— Text section —
____

Regardless of which path you pursue, here are the actions you need to take:
FIRST – You’ll need to join the Frequent Flyer programs of the airlines you end up requesting credit cards for. Do that before applying for the card (it’s always free and can be done on the airline’s web site).
Here are the ones that match the cards I listed above:
- Northwest (soon to be merged with Delta; do this quickly)
- U.S. Airways
SECOND – Choose your cards. You should match the cards you get to the airline or alliance you want to fly with, but I have a couple of general recommendations – first, the AA Citibank cards, including the AmEx and the Visa OR the Mastercard, are especially good since they have no annual fee for the first year. If you have a business, get one personal card and one business card.
Next, the U.S. Airways cards are best used in combination, so if you’re getting one, you might as well get the other to earn a total of 50,000 miles. If you’re loyal to one of the other airlines (United, Alaska, Delta, or Continental), do those cards afterwards.
THIRD – Meet any minimum spending requirements for the cards you choose. These requirements will be disclosed upon application, and you’ll want to keep track of them in the spreadsheet template or elsewhere.
By the way, if you’re worried about not being able to spend enough to qualify for multiple mileage bonuses, there’s a trick for this too: buy $1 coins from the U.S. Mint. They come in boxes of $250 each, and you can exchange them at your bank for the same value. With free shipping, it won’t cost you anything at all, and you’ll also earn additional miles for the “purchase” of the coins.
FOURTH – After the miles post, don’t wait too long to plan your trip. Mileage valuations are going down, and it’s best to use them quickly. I include a few tips for redeeming awards in the Discount Airfare Guide, and if there is enough interest I’ll provide a full tutorial for everyone in the near future.

____

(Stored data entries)

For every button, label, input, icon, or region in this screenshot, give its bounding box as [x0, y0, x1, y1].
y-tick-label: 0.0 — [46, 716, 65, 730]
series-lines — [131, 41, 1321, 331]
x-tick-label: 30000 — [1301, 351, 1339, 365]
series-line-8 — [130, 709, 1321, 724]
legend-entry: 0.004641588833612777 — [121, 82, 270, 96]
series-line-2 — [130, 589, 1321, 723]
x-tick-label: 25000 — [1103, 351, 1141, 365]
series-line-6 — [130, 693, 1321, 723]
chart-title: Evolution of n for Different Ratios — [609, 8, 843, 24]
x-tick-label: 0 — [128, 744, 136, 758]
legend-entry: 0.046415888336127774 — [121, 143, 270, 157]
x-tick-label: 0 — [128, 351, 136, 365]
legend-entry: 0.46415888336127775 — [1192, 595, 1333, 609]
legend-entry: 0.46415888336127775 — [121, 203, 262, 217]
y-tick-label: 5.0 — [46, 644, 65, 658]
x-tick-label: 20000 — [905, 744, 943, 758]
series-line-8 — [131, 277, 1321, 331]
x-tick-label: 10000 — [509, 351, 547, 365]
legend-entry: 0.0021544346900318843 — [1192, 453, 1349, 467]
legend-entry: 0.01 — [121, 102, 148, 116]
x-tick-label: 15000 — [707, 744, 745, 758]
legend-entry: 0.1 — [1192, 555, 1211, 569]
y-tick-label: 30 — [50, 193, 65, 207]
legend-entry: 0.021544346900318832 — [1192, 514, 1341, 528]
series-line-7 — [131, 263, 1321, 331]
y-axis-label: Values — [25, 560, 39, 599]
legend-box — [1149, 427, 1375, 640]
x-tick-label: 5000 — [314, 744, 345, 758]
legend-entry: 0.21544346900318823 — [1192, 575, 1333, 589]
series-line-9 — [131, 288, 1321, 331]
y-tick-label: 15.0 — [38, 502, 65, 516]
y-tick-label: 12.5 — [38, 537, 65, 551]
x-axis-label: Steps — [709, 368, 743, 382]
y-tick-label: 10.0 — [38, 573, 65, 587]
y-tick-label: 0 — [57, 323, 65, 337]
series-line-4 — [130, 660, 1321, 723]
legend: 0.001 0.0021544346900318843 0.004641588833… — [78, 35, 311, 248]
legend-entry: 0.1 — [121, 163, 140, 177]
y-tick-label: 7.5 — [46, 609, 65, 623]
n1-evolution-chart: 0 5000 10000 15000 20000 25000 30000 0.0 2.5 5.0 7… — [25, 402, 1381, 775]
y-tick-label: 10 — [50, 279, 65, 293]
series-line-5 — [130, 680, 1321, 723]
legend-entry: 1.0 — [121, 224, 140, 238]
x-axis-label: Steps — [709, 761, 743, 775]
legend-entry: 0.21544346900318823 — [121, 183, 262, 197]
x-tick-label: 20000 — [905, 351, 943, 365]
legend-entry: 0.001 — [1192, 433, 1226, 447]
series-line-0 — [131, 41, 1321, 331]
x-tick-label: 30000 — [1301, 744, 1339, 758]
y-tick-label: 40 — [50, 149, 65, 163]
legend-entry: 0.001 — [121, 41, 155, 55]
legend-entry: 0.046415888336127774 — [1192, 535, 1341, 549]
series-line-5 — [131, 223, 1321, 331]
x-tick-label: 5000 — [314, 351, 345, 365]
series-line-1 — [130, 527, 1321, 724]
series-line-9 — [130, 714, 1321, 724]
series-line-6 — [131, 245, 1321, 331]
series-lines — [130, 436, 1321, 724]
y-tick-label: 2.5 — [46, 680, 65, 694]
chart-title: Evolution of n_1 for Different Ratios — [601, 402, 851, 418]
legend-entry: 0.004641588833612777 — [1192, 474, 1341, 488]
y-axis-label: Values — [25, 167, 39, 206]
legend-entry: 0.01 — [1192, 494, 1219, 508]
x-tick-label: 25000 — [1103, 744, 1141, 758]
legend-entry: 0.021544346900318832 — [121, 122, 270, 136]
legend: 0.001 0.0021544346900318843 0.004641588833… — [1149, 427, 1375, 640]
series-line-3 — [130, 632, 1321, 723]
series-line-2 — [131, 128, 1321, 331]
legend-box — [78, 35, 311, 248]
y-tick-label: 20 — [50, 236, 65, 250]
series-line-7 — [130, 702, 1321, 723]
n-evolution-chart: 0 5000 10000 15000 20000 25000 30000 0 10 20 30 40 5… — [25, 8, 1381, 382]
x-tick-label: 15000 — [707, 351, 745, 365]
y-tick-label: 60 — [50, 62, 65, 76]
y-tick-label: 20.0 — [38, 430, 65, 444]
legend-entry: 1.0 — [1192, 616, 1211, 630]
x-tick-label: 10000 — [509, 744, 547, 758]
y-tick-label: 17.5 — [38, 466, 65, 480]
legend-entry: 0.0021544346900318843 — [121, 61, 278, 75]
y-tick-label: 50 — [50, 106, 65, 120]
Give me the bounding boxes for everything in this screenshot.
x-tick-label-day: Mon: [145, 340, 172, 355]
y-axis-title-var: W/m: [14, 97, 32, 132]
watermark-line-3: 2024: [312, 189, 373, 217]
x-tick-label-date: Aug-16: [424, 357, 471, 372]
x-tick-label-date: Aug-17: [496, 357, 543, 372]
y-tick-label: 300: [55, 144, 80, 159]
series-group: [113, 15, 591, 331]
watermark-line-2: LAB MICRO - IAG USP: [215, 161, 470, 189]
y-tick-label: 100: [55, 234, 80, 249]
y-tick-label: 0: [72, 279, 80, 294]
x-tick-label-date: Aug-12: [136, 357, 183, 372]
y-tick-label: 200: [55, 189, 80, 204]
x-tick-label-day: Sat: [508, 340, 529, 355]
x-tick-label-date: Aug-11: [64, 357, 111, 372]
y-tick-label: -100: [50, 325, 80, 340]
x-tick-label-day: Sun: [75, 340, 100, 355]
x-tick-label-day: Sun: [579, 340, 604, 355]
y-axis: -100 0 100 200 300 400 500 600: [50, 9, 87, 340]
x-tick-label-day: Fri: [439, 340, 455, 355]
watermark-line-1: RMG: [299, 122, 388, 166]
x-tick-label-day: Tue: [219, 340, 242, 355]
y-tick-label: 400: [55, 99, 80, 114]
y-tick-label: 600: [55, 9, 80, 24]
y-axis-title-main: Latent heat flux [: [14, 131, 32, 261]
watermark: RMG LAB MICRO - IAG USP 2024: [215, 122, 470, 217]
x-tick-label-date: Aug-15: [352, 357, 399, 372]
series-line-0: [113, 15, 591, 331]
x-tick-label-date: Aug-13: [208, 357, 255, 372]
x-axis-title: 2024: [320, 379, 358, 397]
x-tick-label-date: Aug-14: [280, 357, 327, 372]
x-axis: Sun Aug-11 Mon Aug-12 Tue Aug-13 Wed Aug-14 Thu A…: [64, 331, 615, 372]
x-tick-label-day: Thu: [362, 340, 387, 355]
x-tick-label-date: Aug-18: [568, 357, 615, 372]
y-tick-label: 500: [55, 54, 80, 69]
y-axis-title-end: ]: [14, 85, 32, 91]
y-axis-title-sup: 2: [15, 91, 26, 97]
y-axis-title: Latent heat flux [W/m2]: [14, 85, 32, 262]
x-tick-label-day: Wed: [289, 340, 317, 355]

____

— List of tasks —
a: In the frequent flyer steps, what size boxes do the $1 coins from the U.S. Mint come in?
b: According to the frequent flyer steps, why does buying $1 coins from the U.S. Mint cost nothing while still earning miles?

— Answers given —
a: They come in boxes of $250 each.

b: Shipping is free, and the coins can be exchanged at a bank for the same value, so no money is lost. The "purchase" of the coins still counts toward the card's spending, which earns additional miles.